[Dataset rows]
━━━━━━

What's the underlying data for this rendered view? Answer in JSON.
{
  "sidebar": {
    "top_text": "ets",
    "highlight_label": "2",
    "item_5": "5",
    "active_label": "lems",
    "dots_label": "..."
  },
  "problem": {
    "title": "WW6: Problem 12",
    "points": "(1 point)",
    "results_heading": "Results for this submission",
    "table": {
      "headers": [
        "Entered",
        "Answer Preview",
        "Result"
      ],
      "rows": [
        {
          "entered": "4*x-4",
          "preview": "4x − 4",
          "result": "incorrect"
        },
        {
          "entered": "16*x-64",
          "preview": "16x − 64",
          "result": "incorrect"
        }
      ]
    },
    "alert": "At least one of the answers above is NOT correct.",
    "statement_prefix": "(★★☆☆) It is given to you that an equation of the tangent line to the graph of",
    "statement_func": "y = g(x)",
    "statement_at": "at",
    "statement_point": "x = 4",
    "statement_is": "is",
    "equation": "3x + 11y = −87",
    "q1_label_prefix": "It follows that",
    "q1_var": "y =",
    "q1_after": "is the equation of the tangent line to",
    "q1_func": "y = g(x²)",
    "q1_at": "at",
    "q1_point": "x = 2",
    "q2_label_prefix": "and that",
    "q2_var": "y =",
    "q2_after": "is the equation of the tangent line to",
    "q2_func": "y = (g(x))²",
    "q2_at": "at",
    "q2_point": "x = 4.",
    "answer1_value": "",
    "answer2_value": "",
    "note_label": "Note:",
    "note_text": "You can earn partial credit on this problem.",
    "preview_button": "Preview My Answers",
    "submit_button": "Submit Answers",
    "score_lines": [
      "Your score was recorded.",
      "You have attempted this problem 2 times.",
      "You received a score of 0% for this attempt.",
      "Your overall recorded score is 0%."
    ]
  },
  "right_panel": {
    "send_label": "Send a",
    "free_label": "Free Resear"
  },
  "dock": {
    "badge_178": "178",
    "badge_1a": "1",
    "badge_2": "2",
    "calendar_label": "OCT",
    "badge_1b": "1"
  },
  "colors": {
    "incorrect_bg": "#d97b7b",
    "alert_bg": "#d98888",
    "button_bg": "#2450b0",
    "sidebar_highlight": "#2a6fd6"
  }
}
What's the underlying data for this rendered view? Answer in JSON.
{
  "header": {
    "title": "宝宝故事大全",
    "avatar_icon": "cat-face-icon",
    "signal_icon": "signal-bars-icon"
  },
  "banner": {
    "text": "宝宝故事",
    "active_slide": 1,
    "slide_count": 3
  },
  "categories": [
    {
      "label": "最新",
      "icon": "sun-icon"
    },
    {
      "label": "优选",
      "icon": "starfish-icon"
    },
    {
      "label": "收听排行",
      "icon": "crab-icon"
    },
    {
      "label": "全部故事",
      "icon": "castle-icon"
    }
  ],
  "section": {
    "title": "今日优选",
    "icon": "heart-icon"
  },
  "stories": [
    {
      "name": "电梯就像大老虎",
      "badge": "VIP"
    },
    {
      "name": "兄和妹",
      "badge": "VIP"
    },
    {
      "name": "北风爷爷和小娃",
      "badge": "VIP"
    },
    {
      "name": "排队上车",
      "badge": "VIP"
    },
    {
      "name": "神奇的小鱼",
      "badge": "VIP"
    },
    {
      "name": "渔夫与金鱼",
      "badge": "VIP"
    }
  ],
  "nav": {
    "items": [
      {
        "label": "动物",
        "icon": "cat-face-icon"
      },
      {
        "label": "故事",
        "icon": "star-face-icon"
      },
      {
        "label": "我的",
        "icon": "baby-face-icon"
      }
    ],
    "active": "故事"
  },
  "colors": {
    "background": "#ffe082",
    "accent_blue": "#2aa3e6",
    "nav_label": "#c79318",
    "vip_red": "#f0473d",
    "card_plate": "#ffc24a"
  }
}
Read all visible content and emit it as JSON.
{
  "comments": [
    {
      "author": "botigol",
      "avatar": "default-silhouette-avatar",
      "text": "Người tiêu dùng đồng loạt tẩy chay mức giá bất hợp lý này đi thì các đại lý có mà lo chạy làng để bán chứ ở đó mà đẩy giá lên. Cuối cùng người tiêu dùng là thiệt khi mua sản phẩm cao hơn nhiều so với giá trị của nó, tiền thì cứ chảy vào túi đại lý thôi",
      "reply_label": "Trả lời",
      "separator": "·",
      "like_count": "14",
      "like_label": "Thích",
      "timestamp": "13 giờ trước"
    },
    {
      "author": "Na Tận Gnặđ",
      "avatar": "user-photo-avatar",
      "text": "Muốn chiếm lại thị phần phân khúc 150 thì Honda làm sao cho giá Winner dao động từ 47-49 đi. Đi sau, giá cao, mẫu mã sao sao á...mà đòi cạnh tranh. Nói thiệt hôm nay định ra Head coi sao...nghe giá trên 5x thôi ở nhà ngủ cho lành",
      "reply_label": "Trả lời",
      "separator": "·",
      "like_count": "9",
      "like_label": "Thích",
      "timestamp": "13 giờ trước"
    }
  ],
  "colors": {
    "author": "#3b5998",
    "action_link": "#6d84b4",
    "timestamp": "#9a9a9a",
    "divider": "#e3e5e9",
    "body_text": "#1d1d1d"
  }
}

━━━━━━

Objective
Output the records verbatim, from the first line to the last.

Result of this task
What's the underlying data for this rendered view? Answer in JSON.
{
  "sidebar": {
    "top_text": "ets",
    "highlight_label": "2",
    "item_5": "5",
    "active_label": "lems",
    "dots_label": "..."
  },
  "problem": {
    "title": "WW6: Problem 12",
    "points": "(1 point)",
    "results_heading": "Results for this submission",
    "table": {
      "headers": [
        "Entered",
        "Answer Preview",
        "Result"
      ],
      "rows": [
        {
          "entered": "4*x-4",
          "preview": "4x − 4",
          "result": "incorrect"
        },
        {
          "entered": "16*x-64",
          "preview": "16x − 64",
          "result": "incorrect"
        }
      ]
    },
    "alert": "At least one of the answers above is NOT correct.",
    "statement_prefix": "(★★☆☆) It is given to you that an equation of the tangent line to the graph of",
    "statement_func": "y = g(x)",
    "statement_at": "at",
    "statement_point": "x = 4",
    "statement_is": "is",
    "equation": "3x + 11y = −87",
    "q1_label_prefix": "It follows that",
    "q1_var": "y =",
    "q1_after": "is the equation of the tangent line to",
    "q1_func": "y = g(x²)",
    "q1_at": "at",
    "q1_point": "x = 2",
    "q2_label_prefix": "and that",
    "q2_var": "y =",
    "q2_after": "is the equation of the tangent line to",
    "q2_func": "y = (g(x))²",
    "q2_at": "at",
    "q2_point": "x = 4.",
    "answer1_value": "",
    "answer2_value": "",
    "note_label": "Note:",
    "note_text": "You can earn partial credit on this problem.",
    "preview_button": "Preview My Answers",
    "submit_button": "Submit Answers",
    "score_lines": [
      "Your score was recorded.",
      "You have attempted this problem 2 times.",
      "You received a score of 0% for this attempt.",
      "Your overall recorded score is 0%."
    ]
  },
  "right_panel": {
    "send_label": "Send a",
    "free_label": "Free Resear"
  },
  "dock": {
    "badge_178": "178",
    "badge_1a": "1",
    "badge_2": "2",
    "calendar_label": "OCT",
    "badge_1b": "1"
  },
  "colors": {
    "incorrect_bg": "#d97b7b",
    "alert_bg": "#d98888",
    "button_bg": "#2450b0",
    "sidebar_highlight": "#2a6fd6"
  }
}
What's the underlying data for this rendered view? Answer in JSON.
{
  "header": {
    "title": "宝宝故事大全",
    "avatar_icon": "cat-face-icon",
    "signal_icon": "signal-bars-icon"
  },
  "banner": {
    "text": "宝宝故事",
    "active_slide": 1,
    "slide_count": 3
  },
  "categories": [
    {
      "label": "最新",
      "icon": "sun-icon"
    },
    {
      "label": "优选",
      "icon": "starfish-icon"
    },
    {
      "label": "收听排行",
      "icon": "crab-icon"
    },
    {
      "label": "全部故事",
      "icon": "castle-icon"
    }
  ],
  "section": {
    "title": "今日优选",
    "icon": "heart-icon"
  },
  "stories": [
    {
      "name": "电梯就像大老虎",
      "badge": "VIP"
    },
    {
      "name": "兄和妹",
      "badge": "VIP"
    },
    {
      "name": "北风爷爷和小娃",
      "badge": "VIP"
    },
    {
      "name": "排队上车",
      "badge": "VIP"
    },
    {
      "name": "神奇的小鱼",
      "badge": "VIP"
    },
    {
      "name": "渔夫与金鱼",
      "badge": "VIP"
    }
  ],
  "nav": {
    "items": [
      {
        "label": "动物",
        "icon": "cat-face-icon"
      },
      {
        "label": "故事",
        "icon": "star-face-icon"
      },
      {
        "label": "我的",
        "icon": "baby-face-icon"
      }
    ],
    "active": "故事"
  },
  "colors": {
    "background": "#ffe082",
    "accent_blue": "#2aa3e6",
    "nav_label": "#c79318",
    "vip_red": "#f0473d",
    "card_plate": "#ffc24a"
  }
}
Read all visible content and emit it as JSON.
{
  "comments": [
    {
      "author": "botigol",
      "avatar": "default-silhouette-avatar",
      "text": "Người tiêu dùng đồng loạt tẩy chay mức giá bất hợp lý này đi thì các đại lý có mà lo chạy làng để bán chứ ở đó mà đẩy giá lên. Cuối cùng người tiêu dùng là thiệt khi mua sản phẩm cao hơn nhiều so với giá trị của nó, tiền thì cứ chảy vào túi đại lý thôi",
      "reply_label": "Trả lời",
      "separator": "·",
      "like_count": "14",
      "like_label": "Thích",
      "timestamp": "13 giờ trước"
    },
    {
      "author": "Na Tận Gnặđ",
      "avatar": "user-photo-avatar",
      "text": "Muốn chiếm lại thị phần phân khúc 150 thì Honda làm sao cho giá Winner dao động từ 47-49 đi. Đi sau, giá cao, mẫu mã sao sao á...mà đòi cạnh tranh. Nói thiệt hôm nay định ra Head coi sao...nghe giá trên 5x thôi ở nhà ngủ cho lành",
      "reply_label": "Trả lời",
      "separator": "·",
      "like_count": "9",
      "like_label": "Thích",
      "timestamp": "13 giờ trước"
    }
  ],
  "colors": {
    "author": "#3b5998",
    "action_link": "#6d84b4",
    "timestamp": "#9a9a9a",
    "divider": "#e3e5e9",
    "body_text": "#1d1d1d"
  }
}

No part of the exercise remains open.